* Required work *
Reproduce the material below with "Counts per second" substituted for each occurrence of "Counts/sec", leaving everything else unchanged. Omit the pictures from your answer.

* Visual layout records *
+ + +
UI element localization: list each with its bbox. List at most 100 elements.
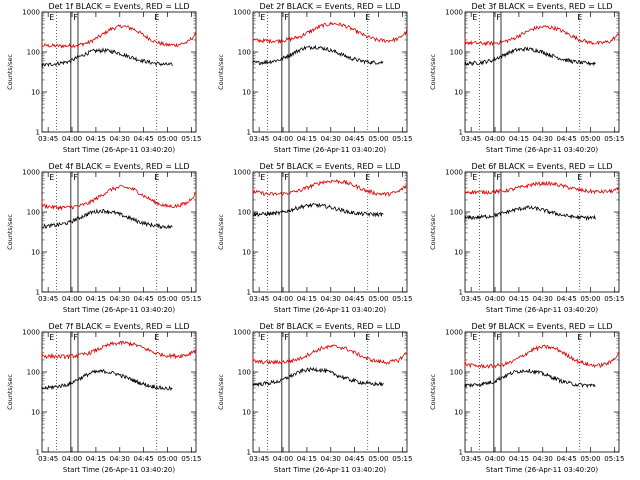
plot-frame <box>252 11 408 133</box>
y-tick-label: 1000 <box>22 169 40 177</box>
x-tick-label: 05:00 <box>368 295 388 303</box>
series-red-line <box>252 344 408 366</box>
interval-marker-f: F <box>496 173 501 182</box>
x-tick-label: 04:45 <box>557 135 577 143</box>
series-red-line <box>41 340 197 360</box>
x-tick-label: 04:30 <box>533 455 553 463</box>
x-tick-label: 04:00 <box>485 295 505 303</box>
y-tick-label: 1000 <box>233 169 251 177</box>
x-tick-label: 04:45 <box>345 455 365 463</box>
x-tick-label: 04:00 <box>273 455 293 463</box>
y-tick-label: 10 <box>454 409 463 417</box>
panel-title: Det 1f BLACK = Events, RED = LLD <box>48 2 189 11</box>
interval-marker-e: E <box>577 333 582 342</box>
x-tick-label: 04:30 <box>321 455 341 463</box>
panel-det-5: Det 5f BLACK = Events, RED = LLD Counts/s… <box>217 162 412 314</box>
series-red-line <box>464 24 620 47</box>
x-tick-label: 04:45 <box>557 295 577 303</box>
panel-det-9: Det 9f BLACK = Events, RED = LLD Counts/s… <box>429 322 624 474</box>
interval-marker-e: E <box>365 173 370 182</box>
y-tick-label: 100 <box>238 49 251 57</box>
x-tick-label: 05:15 <box>604 135 624 143</box>
x-tick-label: 05:00 <box>157 455 177 463</box>
y-tick-label: 10 <box>242 89 251 97</box>
x-tick-label: 04:45 <box>134 135 154 143</box>
panel-title: Det 9f BLACK = Events, RED = LLD <box>471 322 612 331</box>
plot-frame <box>464 171 620 293</box>
interval-marker-e: E <box>472 173 477 182</box>
x-tick-label: 04:00 <box>273 295 293 303</box>
y-axis-label: Counts/sec <box>217 214 225 250</box>
y-axis-label: Counts/sec <box>429 214 437 250</box>
interval-marker-e: E <box>260 13 265 22</box>
interval-marker-f: F <box>496 333 501 342</box>
x-axis-label: Start Time (26-Apr-11 03:40:20) <box>274 146 386 154</box>
x-tick-label: 04:15 <box>86 455 106 463</box>
interval-marker-e: E <box>577 13 582 22</box>
x-tick-label: 03:45 <box>249 455 269 463</box>
plot-frame <box>252 171 408 293</box>
x-tick-label: 04:30 <box>110 455 130 463</box>
interval-marker-e: E <box>154 333 159 342</box>
plot-frame <box>252 331 408 453</box>
x-tick-label: 05:15 <box>181 135 201 143</box>
series-red-line <box>41 184 197 211</box>
x-tick-label: 04:00 <box>485 455 505 463</box>
y-tick-label: 100 <box>450 209 463 217</box>
y-tick-label: 100 <box>27 369 40 377</box>
series-black-line <box>41 47 173 68</box>
panel-det-1: Det 1f BLACK = Events, RED = LLD Counts/s… <box>6 2 201 154</box>
panel-title: Det 3f BLACK = Events, RED = LLD <box>471 2 612 11</box>
x-tick-label: 05:00 <box>157 135 177 143</box>
x-tick-label: 05:00 <box>157 295 177 303</box>
x-tick-label: 04:00 <box>62 455 82 463</box>
y-tick-label: 100 <box>450 49 463 57</box>
plot-frame <box>41 331 197 453</box>
y-tick-label: 10 <box>242 409 251 417</box>
panel-det-3: Det 3f BLACK = Events, RED = LLD Counts/s… <box>429 2 624 154</box>
panel-det-7: Det 7f BLACK = Events, RED = LLD Counts/s… <box>6 322 201 474</box>
x-tick-label: 05:15 <box>181 295 201 303</box>
x-tick-label: 05:15 <box>604 295 624 303</box>
x-tick-label: 04:30 <box>321 135 341 143</box>
y-tick-label: 1 <box>459 289 463 297</box>
panel-det-4: Det 4f BLACK = Events, RED = LLD Counts/s… <box>6 162 201 314</box>
x-axis-label: Start Time (26-Apr-11 03:40:20) <box>63 146 175 154</box>
series-black-line <box>464 46 596 67</box>
y-tick-label: 1 <box>247 449 251 457</box>
plot-frame <box>41 171 197 293</box>
series-black-line <box>252 202 384 218</box>
y-tick-label: 1 <box>36 449 40 457</box>
x-tick-label: 05:15 <box>604 455 624 463</box>
y-tick-label: 1 <box>459 449 463 457</box>
x-tick-label: 04:15 <box>297 455 317 463</box>
y-tick-label: 100 <box>27 209 40 217</box>
x-tick-label: 05:00 <box>580 455 600 463</box>
interval-marker-e: E <box>49 13 54 22</box>
series-black-line <box>252 44 384 66</box>
x-tick-label: 04:45 <box>345 135 365 143</box>
x-tick-label: 04:15 <box>297 295 317 303</box>
x-tick-label: 04:45 <box>557 455 577 463</box>
x-tick-label: 04:00 <box>485 135 505 143</box>
plot-frame <box>464 11 620 133</box>
y-tick-label: 100 <box>238 209 251 217</box>
panel-det-2: Det 2f BLACK = Events, RED = LLD Counts/s… <box>217 2 412 154</box>
series-black-line <box>41 208 173 230</box>
interval-marker-e: E <box>49 173 54 182</box>
x-tick-label: 04:15 <box>509 295 529 303</box>
y-tick-label: 1 <box>36 129 40 137</box>
x-tick-label: 03:45 <box>461 295 481 303</box>
interval-marker-e: E <box>365 333 370 342</box>
x-tick-label: 04:15 <box>86 295 106 303</box>
y-axis-label: Counts/sec <box>217 54 225 90</box>
interval-marker-e: E <box>260 173 265 182</box>
interval-marker-e: E <box>154 13 159 22</box>
y-tick-label: 1 <box>247 289 251 297</box>
y-tick-label: 1000 <box>445 329 463 337</box>
x-axis-label: Start Time (26-Apr-11 03:40:20) <box>63 466 175 474</box>
panel-title: Det 5f BLACK = Events, RED = LLD <box>259 162 400 171</box>
x-axis-label: Start Time (26-Apr-11 03:40:20) <box>63 306 175 314</box>
x-axis-label: Start Time (26-Apr-11 03:40:20) <box>486 146 598 154</box>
+ + +
* Exercise solution *
UI element localization: list each with its bbox. List at most 100 elements.
plot-frame <box>252 11 408 133</box>
y-tick-label: 1000 <box>22 169 40 177</box>
x-tick-label: 05:00 <box>368 295 388 303</box>
series-red-line <box>252 344 408 366</box>
interval-marker-f: F <box>496 173 501 182</box>
x-tick-label: 04:45 <box>557 135 577 143</box>
series-red-line <box>41 340 197 360</box>
x-tick-label: 04:30 <box>533 455 553 463</box>
x-tick-label: 04:00 <box>485 295 505 303</box>
y-tick-label: 1000 <box>233 169 251 177</box>
x-tick-label: 04:45 <box>345 455 365 463</box>
x-tick-label: 04:00 <box>273 455 293 463</box>
y-tick-label: 10 <box>454 409 463 417</box>
panel-title: Det 1f BLACK = Events, RED = LLD <box>48 2 189 11</box>
interval-marker-e: E <box>577 333 582 342</box>
x-tick-label: 04:30 <box>321 455 341 463</box>
panel-det-5: Det 5f BLACK = Events, RED = LLD Counts/s… <box>217 162 412 314</box>
series-red-line <box>464 24 620 47</box>
x-tick-label: 04:45 <box>557 295 577 303</box>
panel-det-9: Det 9f BLACK = Events, RED = LLD Counts/s… <box>429 322 624 474</box>
interval-marker-e: E <box>365 173 370 182</box>
y-tick-label: 100 <box>238 49 251 57</box>
x-tick-label: 05:15 <box>604 135 624 143</box>
x-tick-label: 05:00 <box>157 455 177 463</box>
y-tick-label: 10 <box>242 89 251 97</box>
x-tick-label: 04:45 <box>134 135 154 143</box>
panel-title: Det 9f BLACK = Events, RED = LLD <box>471 322 612 331</box>
plot-frame <box>464 171 620 293</box>
interval-marker-e: E <box>472 173 477 182</box>
x-tick-label: 04:00 <box>273 295 293 303</box>
y-axis-label: Counts per second <box>217 214 225 250</box>
y-axis-label: Counts per second <box>429 214 437 250</box>
interval-marker-e: E <box>260 13 265 22</box>
interval-marker-f: F <box>496 333 501 342</box>
x-axis-label: Start Time (26-Apr-11 03:40:20) <box>274 146 386 154</box>
x-tick-label: 04:15 <box>86 455 106 463</box>
interval-marker-e: E <box>577 13 582 22</box>
x-tick-label: 03:45 <box>249 455 269 463</box>
plot-frame <box>252 171 408 293</box>
x-tick-label: 04:30 <box>110 455 130 463</box>
interval-marker-e: E <box>154 333 159 342</box>
plot-frame <box>252 331 408 453</box>
x-tick-label: 05:15 <box>181 135 201 143</box>
series-red-line <box>41 184 197 211</box>
x-tick-label: 04:00 <box>485 455 505 463</box>
y-tick-label: 100 <box>450 209 463 217</box>
y-tick-label: 100 <box>27 369 40 377</box>
series-black-line <box>41 47 173 68</box>
panel-det-1: Det 1f BLACK = Events, RED = LLD Counts/s… <box>6 2 201 154</box>
panel-title: Det 3f BLACK = Events, RED = LLD <box>471 2 612 11</box>
x-tick-label: 05:00 <box>157 135 177 143</box>
x-tick-label: 05:00 <box>157 295 177 303</box>
x-tick-label: 04:00 <box>62 455 82 463</box>
y-tick-label: 100 <box>450 49 463 57</box>
plot-frame <box>41 331 197 453</box>
y-tick-label: 10 <box>242 409 251 417</box>
panel-det-3: Det 3f BLACK = Events, RED = LLD Counts/s… <box>429 2 624 154</box>
panel-det-7: Det 7f BLACK = Events, RED = LLD Counts/s… <box>6 322 201 474</box>
x-tick-label: 05:15 <box>181 295 201 303</box>
x-tick-label: 05:15 <box>604 295 624 303</box>
x-tick-label: 04:30 <box>321 135 341 143</box>
y-tick-label: 1 <box>459 289 463 297</box>
panel-det-4: Det 4f BLACK = Events, RED = LLD Counts/s… <box>6 162 201 314</box>
x-axis-label: Start Time (26-Apr-11 03:40:20) <box>63 146 175 154</box>
series-black-line <box>464 46 596 67</box>
y-tick-label: 1 <box>247 449 251 457</box>
plot-frame <box>41 171 197 293</box>
series-black-line <box>252 202 384 218</box>
y-tick-label: 1 <box>36 449 40 457</box>
x-tick-label: 05:15 <box>604 455 624 463</box>
y-tick-label: 1 <box>459 449 463 457</box>
x-tick-label: 04:15 <box>297 455 317 463</box>
y-tick-label: 100 <box>27 209 40 217</box>
x-tick-label: 05:00 <box>580 455 600 463</box>
interval-marker-e: E <box>49 13 54 22</box>
series-black-line <box>252 44 384 66</box>
x-tick-label: 04:45 <box>345 135 365 143</box>
x-tick-label: 04:15 <box>297 295 317 303</box>
x-tick-label: 04:45 <box>557 455 577 463</box>
x-tick-label: 04:00 <box>485 135 505 143</box>
plot-frame <box>464 11 620 133</box>
y-tick-label: 100 <box>238 209 251 217</box>
panel-det-2: Det 2f BLACK = Events, RED = LLD Counts/s… <box>217 2 412 154</box>
series-black-line <box>41 208 173 230</box>
interval-marker-e: E <box>49 173 54 182</box>
x-tick-label: 04:15 <box>509 295 529 303</box>
y-tick-label: 1 <box>36 129 40 137</box>
x-tick-label: 03:45 <box>461 295 481 303</box>
interval-marker-e: E <box>365 333 370 342</box>
x-tick-label: 04:15 <box>86 295 106 303</box>
y-axis-label: Counts per second <box>217 54 225 90</box>
interval-marker-e: E <box>260 173 265 182</box>
interval-marker-e: E <box>154 13 159 22</box>
y-tick-label: 1 <box>247 289 251 297</box>
y-tick-label: 1000 <box>445 329 463 337</box>
x-axis-label: Start Time (26-Apr-11 03:40:20) <box>63 466 175 474</box>
panel-title: Det 5f BLACK = Events, RED = LLD <box>259 162 400 171</box>
x-axis-label: Start Time (26-Apr-11 03:40:20) <box>63 306 175 314</box>
x-axis-label: Start Time (26-Apr-11 03:40:20) <box>486 146 598 154</box>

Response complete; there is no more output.